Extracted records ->

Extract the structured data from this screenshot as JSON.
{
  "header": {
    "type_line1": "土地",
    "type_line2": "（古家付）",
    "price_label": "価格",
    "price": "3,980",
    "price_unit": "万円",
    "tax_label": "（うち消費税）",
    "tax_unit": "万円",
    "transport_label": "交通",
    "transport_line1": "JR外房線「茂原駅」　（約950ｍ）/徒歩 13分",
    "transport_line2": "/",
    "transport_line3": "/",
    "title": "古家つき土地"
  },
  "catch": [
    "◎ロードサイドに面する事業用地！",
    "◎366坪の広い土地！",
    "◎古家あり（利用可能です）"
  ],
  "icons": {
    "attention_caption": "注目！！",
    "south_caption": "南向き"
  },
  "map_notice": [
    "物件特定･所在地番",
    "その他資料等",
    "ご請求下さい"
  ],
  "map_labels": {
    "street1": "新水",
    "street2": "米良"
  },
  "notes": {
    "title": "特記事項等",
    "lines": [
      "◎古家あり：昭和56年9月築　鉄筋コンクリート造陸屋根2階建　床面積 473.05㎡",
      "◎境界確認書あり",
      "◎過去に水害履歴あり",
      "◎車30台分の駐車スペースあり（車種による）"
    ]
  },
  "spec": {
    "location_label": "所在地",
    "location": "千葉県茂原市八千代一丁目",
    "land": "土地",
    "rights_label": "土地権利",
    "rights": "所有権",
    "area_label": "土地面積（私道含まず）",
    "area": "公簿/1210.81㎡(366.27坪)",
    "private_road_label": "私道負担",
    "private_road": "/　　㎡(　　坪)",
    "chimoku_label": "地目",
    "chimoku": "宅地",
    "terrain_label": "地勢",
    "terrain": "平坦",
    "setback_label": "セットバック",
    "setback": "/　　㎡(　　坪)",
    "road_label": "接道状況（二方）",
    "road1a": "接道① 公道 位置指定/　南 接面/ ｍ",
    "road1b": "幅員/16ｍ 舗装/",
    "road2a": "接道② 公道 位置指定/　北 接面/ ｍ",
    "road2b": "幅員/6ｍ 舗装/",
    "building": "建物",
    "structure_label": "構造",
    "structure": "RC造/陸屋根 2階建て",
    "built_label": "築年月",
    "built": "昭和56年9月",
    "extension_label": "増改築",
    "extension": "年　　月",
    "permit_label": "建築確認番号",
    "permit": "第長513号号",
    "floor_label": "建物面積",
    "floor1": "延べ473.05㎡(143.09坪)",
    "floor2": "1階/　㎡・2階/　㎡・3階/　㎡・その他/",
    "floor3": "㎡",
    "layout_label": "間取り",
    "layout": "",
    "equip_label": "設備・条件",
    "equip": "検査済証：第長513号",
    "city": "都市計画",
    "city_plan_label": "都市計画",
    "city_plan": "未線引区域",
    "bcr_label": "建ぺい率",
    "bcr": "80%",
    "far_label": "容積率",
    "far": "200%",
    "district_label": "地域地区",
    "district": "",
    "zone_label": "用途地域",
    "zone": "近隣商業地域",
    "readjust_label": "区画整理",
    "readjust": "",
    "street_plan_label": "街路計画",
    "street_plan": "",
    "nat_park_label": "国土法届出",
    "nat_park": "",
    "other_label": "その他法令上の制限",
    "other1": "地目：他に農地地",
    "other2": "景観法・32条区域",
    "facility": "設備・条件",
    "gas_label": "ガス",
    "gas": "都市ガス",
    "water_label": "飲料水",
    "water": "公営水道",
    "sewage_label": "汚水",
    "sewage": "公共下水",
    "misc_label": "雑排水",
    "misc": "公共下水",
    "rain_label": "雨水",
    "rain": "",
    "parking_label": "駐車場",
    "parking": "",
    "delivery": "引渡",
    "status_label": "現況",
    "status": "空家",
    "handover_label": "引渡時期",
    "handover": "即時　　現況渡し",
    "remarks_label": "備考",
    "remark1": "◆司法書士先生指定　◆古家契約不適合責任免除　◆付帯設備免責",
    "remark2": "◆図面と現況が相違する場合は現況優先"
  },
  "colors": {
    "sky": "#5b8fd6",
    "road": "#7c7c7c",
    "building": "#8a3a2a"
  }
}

Instruction -> Retype the listing exactly, in full.

Answer to this exercise ->
Extract the structured data from this screenshot as JSON.
{
  "header": {
    "type_line1": "土地",
    "type_line2": "（古家付）",
    "price_label": "価格",
    "price": "3,980",
    "price_unit": "万円",
    "tax_label": "（うち消費税）",
    "tax_unit": "万円",
    "transport_label": "交通",
    "transport_line1": "JR外房線「茂原駅」　（約950ｍ）/徒歩 13分",
    "transport_line2": "/",
    "transport_line3": "/",
    "title": "古家つき土地"
  },
  "catch": [
    "◎ロードサイドに面する事業用地！",
    "◎366坪の広い土地！",
    "◎古家あり（利用可能です）"
  ],
  "icons": {
    "attention_caption": "注目！！",
    "south_caption": "南向き"
  },
  "map_notice": [
    "物件特定･所在地番",
    "その他資料等",
    "ご請求下さい"
  ],
  "map_labels": {
    "street1": "新水",
    "street2": "米良"
  },
  "notes": {
    "title": "特記事項等",
    "lines": [
      "◎古家あり：昭和56年9月築　鉄筋コンクリート造陸屋根2階建　床面積 473.05㎡",
      "◎境界確認書あり",
      "◎過去に水害履歴あり",
      "◎車30台分の駐車スペースあり（車種による）"
    ]
  },
  "spec": {
    "location_label": "所在地",
    "location": "千葉県茂原市八千代一丁目",
    "land": "土地",
    "rights_label": "土地権利",
    "rights": "所有権",
    "area_label": "土地面積（私道含まず）",
    "area": "公簿/1210.81㎡(366.27坪)",
    "private_road_label": "私道負担",
    "private_road": "/　　㎡(　　坪)",
    "chimoku_label": "地目",
    "chimoku": "宅地",
    "terrain_label": "地勢",
    "terrain": "平坦",
    "setback_label": "セットバック",
    "setback": "/　　㎡(　　坪)",
    "road_label": "接道状況（二方）",
    "road1a": "接道① 公道 位置指定/　南 接面/ ｍ",
    "road1b": "幅員/16ｍ 舗装/",
    "road2a": "接道② 公道 位置指定/　北 接面/ ｍ",
    "road2b": "幅員/6ｍ 舗装/",
    "building": "建物",
    "structure_label": "構造",
    "structure": "RC造/陸屋根 2階建て",
    "built_label": "築年月",
    "built": "昭和56年9月",
    "extension_label": "増改築",
    "extension": "年　　月",
    "permit_label": "建築確認番号",
    "permit": "第長513号号",
    "floor_label": "建物面積",
    "floor1": "延べ473.05㎡(143.09坪)",
    "floor2": "1階/　㎡・2階/　㎡・3階/　㎡・その他/",
    "floor3": "㎡",
    "layout_label": "間取り",
    "layout": "",
    "equip_label": "設備・条件",
    "equip": "検査済証：第長513号",
    "city": "都市計画",
    "city_plan_label": "都市計画",
    "city_plan": "未線引区域",
    "bcr_label": "建ぺい率",
    "bcr": "80%",
    "far_label": "容積率",
    "far": "200%",
    "district_label": "地域地区",
    "district": "",
    "zone_label": "用途地域",
    "zone": "近隣商業地域",
    "readjust_label": "区画整理",
    "readjust": "",
    "street_plan_label": "街路計画",
    "street_plan": "",
    "nat_park_label": "国土法届出",
    "nat_park": "",
    "other_label": "その他法令上の制限",
    "other1": "地目：他に農地地",
    "other2": "景観法・32条区域",
    "facility": "設備・条件",
    "gas_label": "ガス",
    "gas": "都市ガス",
    "water_label": "飲料水",
    "water": "公営水道",
    "sewage_label": "汚水",
    "sewage": "公共下水",
    "misc_label": "雑排水",
    "misc": "公共下水",
    "rain_label": "雨水",
    "rain": "",
    "parking_label": "駐車場",
    "parking": "",
    "delivery": "引渡",
    "status_label": "現況",
    "status": "空家",
    "handover_label": "引渡時期",
    "handover": "即時　　現況渡し",
    "remarks_label": "備考",
    "remark1": "◆司法書士先生指定　◆古家契約不適合責任免除　◆付帯設備免責",
    "remark2": "◆図面と現況が相違する場合は現況優先"
  },
  "colors": {
    "sky": "#5b8fd6",
    "road": "#7c7c7c",
    "building": "#8a3a2a"
  }
}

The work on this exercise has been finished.